RECORDS PROVIDED >>
______

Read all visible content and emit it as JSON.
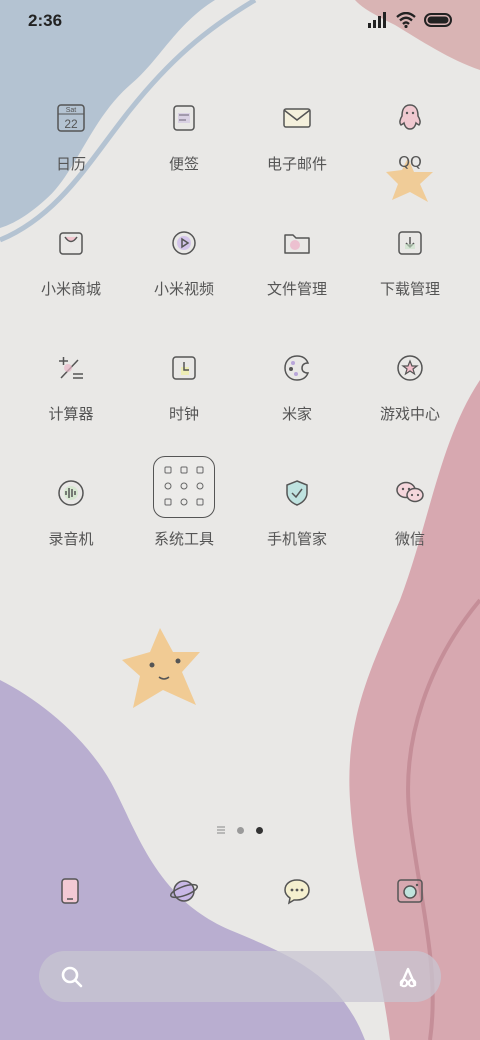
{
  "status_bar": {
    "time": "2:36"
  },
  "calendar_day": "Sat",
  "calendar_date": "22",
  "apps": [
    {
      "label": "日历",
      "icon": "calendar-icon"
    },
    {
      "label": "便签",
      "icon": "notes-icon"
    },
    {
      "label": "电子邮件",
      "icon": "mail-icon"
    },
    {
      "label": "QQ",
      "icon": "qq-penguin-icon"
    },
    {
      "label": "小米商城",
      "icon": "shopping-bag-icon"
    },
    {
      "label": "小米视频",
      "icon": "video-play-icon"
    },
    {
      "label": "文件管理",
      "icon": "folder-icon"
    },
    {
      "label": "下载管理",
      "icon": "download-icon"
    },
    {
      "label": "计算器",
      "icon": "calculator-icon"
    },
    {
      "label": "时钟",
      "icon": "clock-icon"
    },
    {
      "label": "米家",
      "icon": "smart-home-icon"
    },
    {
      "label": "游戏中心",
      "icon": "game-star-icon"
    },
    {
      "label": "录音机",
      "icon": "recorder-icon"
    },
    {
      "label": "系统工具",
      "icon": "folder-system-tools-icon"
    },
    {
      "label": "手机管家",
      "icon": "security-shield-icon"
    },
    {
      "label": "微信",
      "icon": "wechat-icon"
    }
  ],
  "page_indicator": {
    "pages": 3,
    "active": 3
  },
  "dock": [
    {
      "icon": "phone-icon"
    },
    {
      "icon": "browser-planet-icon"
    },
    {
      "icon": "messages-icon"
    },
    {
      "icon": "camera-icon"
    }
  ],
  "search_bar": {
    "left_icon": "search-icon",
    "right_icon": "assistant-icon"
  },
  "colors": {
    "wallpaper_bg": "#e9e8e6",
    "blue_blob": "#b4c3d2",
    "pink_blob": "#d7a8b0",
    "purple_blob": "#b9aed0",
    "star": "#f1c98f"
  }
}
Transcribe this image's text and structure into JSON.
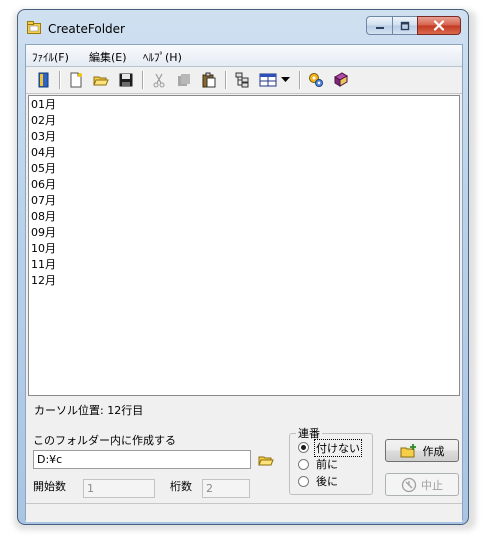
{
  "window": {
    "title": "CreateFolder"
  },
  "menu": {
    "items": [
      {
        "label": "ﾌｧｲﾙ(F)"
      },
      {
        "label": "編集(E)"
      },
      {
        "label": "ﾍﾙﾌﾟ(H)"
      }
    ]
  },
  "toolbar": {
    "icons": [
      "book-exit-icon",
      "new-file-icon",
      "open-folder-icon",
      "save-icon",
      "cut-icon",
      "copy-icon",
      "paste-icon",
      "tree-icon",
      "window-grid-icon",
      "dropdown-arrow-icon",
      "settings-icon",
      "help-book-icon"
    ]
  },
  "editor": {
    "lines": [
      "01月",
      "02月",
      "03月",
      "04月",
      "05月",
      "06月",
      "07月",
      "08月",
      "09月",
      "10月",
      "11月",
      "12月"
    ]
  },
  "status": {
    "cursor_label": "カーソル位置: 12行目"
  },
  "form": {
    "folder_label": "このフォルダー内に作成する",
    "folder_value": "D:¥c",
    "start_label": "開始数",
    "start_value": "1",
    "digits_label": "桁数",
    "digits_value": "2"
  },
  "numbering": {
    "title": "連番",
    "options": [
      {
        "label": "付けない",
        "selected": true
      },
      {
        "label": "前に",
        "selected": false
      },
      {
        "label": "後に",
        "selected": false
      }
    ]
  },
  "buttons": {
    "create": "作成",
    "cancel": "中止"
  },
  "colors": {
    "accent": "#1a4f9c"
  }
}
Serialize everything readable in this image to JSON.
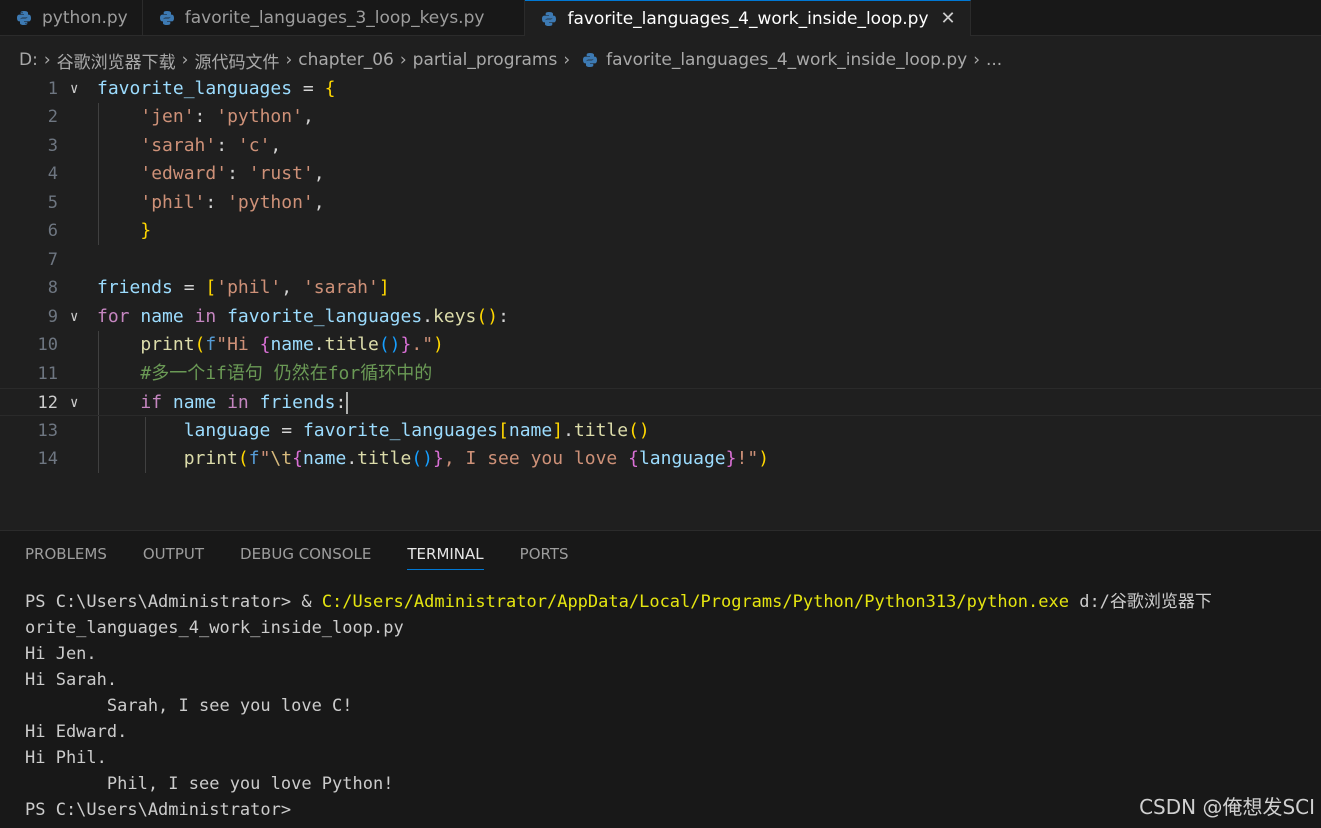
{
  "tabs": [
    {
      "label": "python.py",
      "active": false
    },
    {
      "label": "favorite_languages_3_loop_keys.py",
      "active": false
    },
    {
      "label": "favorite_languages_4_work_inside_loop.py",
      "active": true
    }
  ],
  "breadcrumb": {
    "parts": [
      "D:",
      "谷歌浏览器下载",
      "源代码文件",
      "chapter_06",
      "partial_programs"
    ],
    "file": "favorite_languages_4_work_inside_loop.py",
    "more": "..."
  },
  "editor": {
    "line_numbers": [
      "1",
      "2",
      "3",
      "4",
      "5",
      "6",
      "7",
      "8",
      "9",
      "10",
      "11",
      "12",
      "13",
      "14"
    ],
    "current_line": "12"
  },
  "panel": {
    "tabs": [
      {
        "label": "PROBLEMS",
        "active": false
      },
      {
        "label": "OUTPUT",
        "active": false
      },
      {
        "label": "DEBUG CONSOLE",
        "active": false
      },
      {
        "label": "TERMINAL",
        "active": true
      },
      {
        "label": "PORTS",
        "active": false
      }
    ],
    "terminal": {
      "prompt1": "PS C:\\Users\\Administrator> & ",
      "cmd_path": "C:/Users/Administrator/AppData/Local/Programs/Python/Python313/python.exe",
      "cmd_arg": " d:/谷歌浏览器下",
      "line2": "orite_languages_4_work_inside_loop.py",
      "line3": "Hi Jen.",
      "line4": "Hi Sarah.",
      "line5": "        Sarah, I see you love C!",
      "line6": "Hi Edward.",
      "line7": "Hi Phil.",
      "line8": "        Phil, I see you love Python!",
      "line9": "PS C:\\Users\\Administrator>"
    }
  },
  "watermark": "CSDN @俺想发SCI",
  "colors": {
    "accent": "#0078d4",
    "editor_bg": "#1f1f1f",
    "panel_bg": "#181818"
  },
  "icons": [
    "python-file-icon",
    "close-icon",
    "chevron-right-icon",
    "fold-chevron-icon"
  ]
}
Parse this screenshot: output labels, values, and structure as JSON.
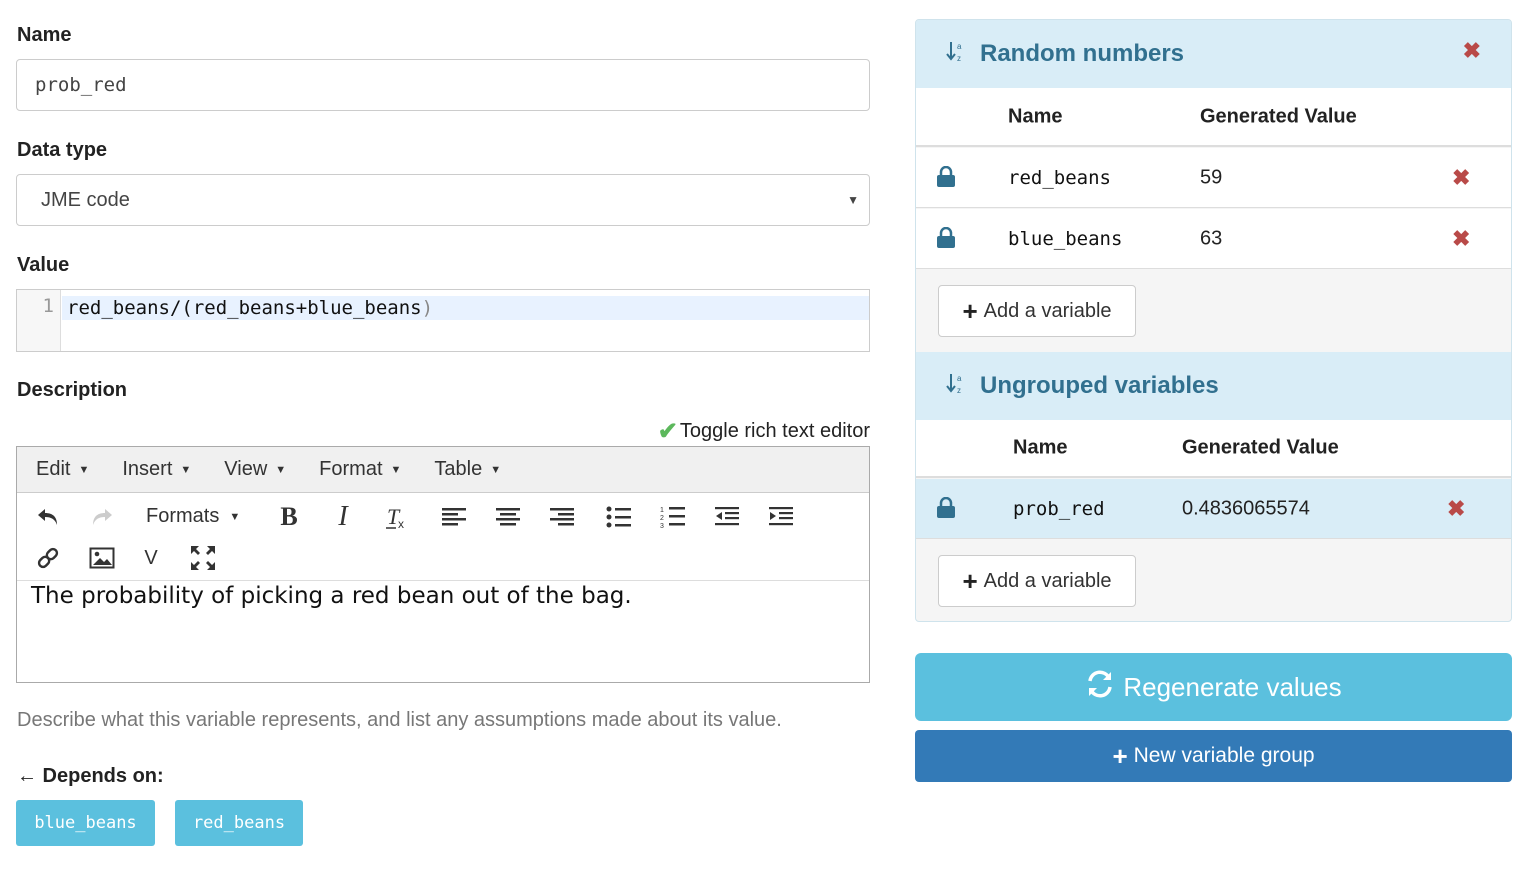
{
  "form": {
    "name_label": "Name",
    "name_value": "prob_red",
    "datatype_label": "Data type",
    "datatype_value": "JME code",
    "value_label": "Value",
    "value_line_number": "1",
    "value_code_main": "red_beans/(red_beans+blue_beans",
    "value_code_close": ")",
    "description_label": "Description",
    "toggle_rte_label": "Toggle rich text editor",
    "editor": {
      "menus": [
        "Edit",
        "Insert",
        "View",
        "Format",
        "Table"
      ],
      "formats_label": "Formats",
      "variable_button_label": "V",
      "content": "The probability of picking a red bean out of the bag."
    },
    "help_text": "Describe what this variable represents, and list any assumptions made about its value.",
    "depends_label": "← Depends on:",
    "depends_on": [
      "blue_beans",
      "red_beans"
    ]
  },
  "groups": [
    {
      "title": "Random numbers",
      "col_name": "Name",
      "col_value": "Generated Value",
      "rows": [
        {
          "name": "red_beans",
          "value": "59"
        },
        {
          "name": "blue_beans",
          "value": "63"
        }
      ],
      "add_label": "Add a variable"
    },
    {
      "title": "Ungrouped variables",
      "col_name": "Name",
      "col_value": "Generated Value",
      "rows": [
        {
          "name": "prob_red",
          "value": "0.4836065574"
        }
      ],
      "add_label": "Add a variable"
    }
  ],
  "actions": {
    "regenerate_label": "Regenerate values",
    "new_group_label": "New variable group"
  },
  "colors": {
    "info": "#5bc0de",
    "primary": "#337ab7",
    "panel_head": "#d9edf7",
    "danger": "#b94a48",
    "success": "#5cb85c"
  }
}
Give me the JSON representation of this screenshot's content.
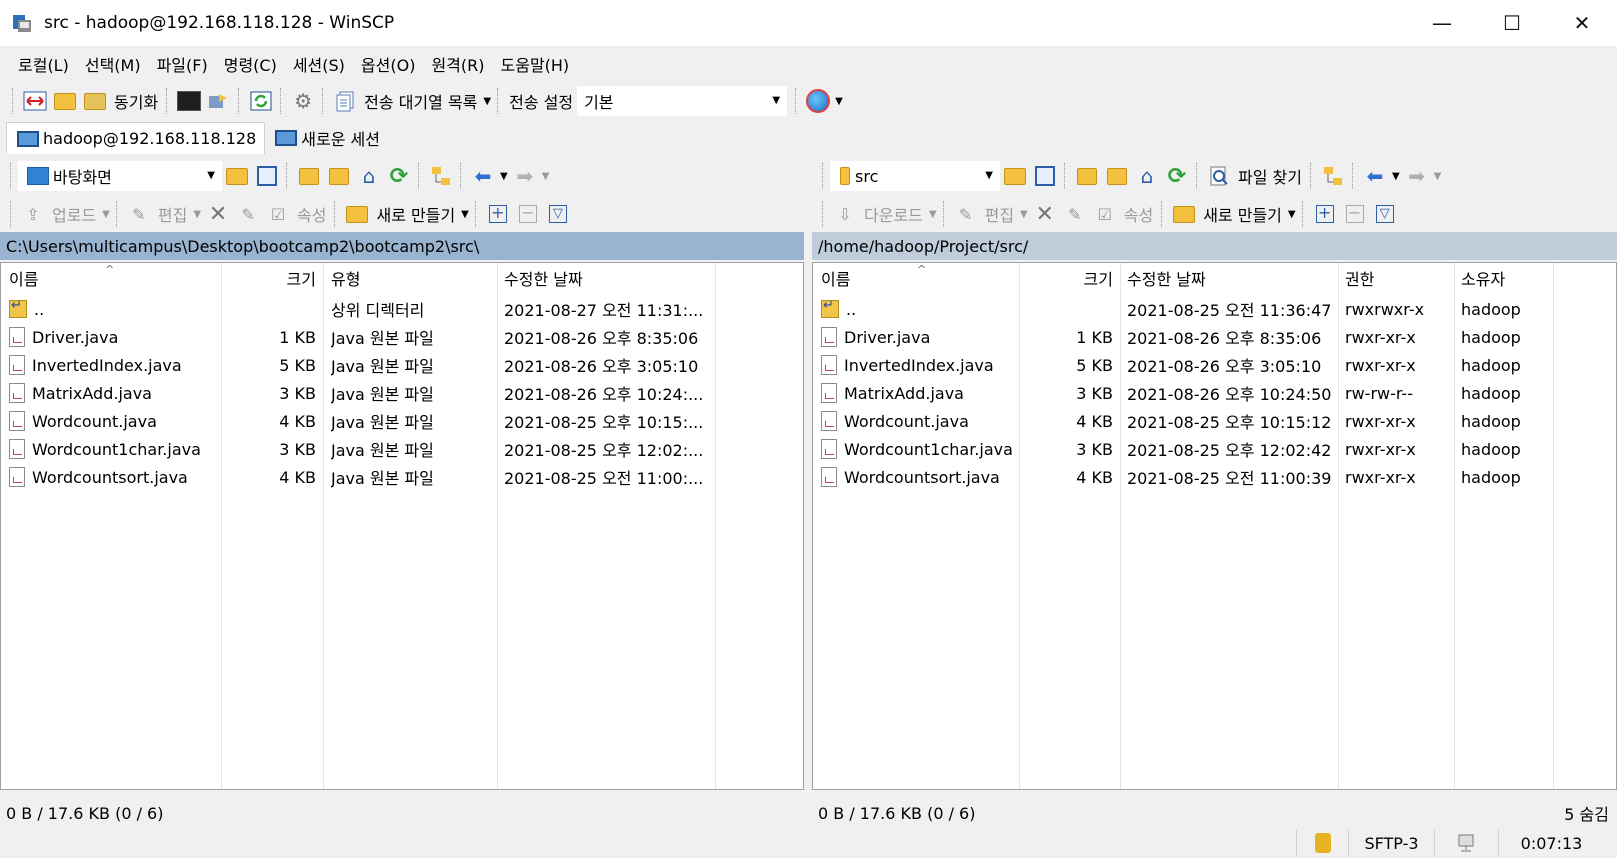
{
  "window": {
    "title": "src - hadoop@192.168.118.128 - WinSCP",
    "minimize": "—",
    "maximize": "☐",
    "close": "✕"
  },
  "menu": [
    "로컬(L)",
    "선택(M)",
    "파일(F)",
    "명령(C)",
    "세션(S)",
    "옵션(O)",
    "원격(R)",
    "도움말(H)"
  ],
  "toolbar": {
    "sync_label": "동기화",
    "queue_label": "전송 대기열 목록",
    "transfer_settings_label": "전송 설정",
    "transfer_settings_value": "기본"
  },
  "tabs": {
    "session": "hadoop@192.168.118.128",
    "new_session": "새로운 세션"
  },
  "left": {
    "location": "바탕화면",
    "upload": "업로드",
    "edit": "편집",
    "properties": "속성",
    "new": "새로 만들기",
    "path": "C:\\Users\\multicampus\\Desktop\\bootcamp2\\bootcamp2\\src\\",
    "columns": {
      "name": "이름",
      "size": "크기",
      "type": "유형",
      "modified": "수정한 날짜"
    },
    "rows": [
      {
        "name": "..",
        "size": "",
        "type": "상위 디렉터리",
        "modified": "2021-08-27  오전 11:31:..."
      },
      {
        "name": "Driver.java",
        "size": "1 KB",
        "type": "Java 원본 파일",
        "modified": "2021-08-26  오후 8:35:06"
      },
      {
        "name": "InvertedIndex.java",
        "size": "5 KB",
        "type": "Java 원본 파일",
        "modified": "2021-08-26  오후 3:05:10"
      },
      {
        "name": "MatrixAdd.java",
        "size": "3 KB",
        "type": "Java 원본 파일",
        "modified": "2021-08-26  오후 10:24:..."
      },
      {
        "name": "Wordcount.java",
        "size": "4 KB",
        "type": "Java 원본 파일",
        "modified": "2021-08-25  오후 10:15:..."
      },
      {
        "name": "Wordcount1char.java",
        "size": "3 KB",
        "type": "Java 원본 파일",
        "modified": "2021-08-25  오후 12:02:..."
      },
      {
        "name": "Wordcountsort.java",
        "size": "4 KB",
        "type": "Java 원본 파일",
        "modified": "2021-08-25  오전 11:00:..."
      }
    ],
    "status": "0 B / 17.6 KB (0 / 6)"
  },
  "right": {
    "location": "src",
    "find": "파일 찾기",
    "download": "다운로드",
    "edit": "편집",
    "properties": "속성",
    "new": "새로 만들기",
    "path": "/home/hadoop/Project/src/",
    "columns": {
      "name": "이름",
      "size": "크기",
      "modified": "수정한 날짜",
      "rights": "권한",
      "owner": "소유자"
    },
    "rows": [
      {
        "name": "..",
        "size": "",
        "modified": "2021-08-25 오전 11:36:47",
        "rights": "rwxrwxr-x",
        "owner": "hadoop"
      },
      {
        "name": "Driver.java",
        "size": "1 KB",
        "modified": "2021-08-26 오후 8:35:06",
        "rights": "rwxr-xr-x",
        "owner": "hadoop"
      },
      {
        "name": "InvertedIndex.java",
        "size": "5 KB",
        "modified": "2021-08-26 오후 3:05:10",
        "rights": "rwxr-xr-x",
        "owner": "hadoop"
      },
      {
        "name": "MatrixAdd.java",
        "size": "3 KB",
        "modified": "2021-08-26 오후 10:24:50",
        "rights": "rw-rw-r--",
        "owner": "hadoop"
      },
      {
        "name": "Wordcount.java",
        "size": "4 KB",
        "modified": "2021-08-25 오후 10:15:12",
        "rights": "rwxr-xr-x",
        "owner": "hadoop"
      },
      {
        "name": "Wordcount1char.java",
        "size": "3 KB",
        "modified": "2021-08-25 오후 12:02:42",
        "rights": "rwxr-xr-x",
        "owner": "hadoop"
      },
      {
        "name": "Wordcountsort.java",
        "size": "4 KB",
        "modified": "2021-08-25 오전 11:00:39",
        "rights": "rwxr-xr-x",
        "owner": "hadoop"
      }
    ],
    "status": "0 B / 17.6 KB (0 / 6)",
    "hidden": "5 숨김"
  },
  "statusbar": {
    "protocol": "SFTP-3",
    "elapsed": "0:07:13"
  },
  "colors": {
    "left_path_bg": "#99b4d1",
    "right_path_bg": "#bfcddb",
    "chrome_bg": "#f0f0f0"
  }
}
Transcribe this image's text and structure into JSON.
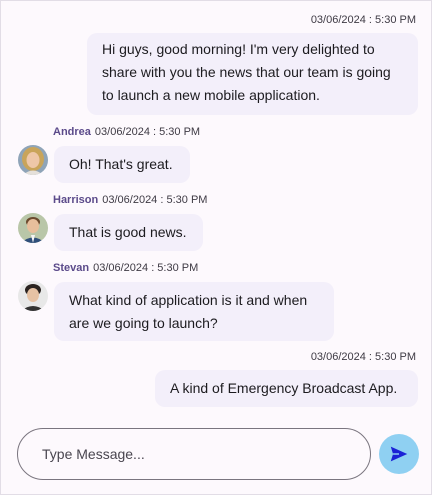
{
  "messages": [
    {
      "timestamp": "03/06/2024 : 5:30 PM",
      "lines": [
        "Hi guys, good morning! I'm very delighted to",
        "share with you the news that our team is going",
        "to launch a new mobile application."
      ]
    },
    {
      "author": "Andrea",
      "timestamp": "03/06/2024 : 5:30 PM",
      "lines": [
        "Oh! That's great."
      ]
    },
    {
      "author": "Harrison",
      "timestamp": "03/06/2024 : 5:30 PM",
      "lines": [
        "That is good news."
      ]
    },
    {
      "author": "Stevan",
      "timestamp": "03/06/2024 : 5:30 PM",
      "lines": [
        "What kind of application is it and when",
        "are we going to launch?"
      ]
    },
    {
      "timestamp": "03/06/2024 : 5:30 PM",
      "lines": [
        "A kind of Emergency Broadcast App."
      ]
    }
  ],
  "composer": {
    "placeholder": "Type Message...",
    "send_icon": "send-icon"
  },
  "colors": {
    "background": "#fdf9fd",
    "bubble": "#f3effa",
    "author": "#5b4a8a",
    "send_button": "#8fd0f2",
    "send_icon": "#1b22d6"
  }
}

______

YOUR INSTRUCTIONS >> In the listing, find every line containing the word "true" and list it.

EXERCISE OUTPUT >>
        "selected": true
      "active": true
        "active": true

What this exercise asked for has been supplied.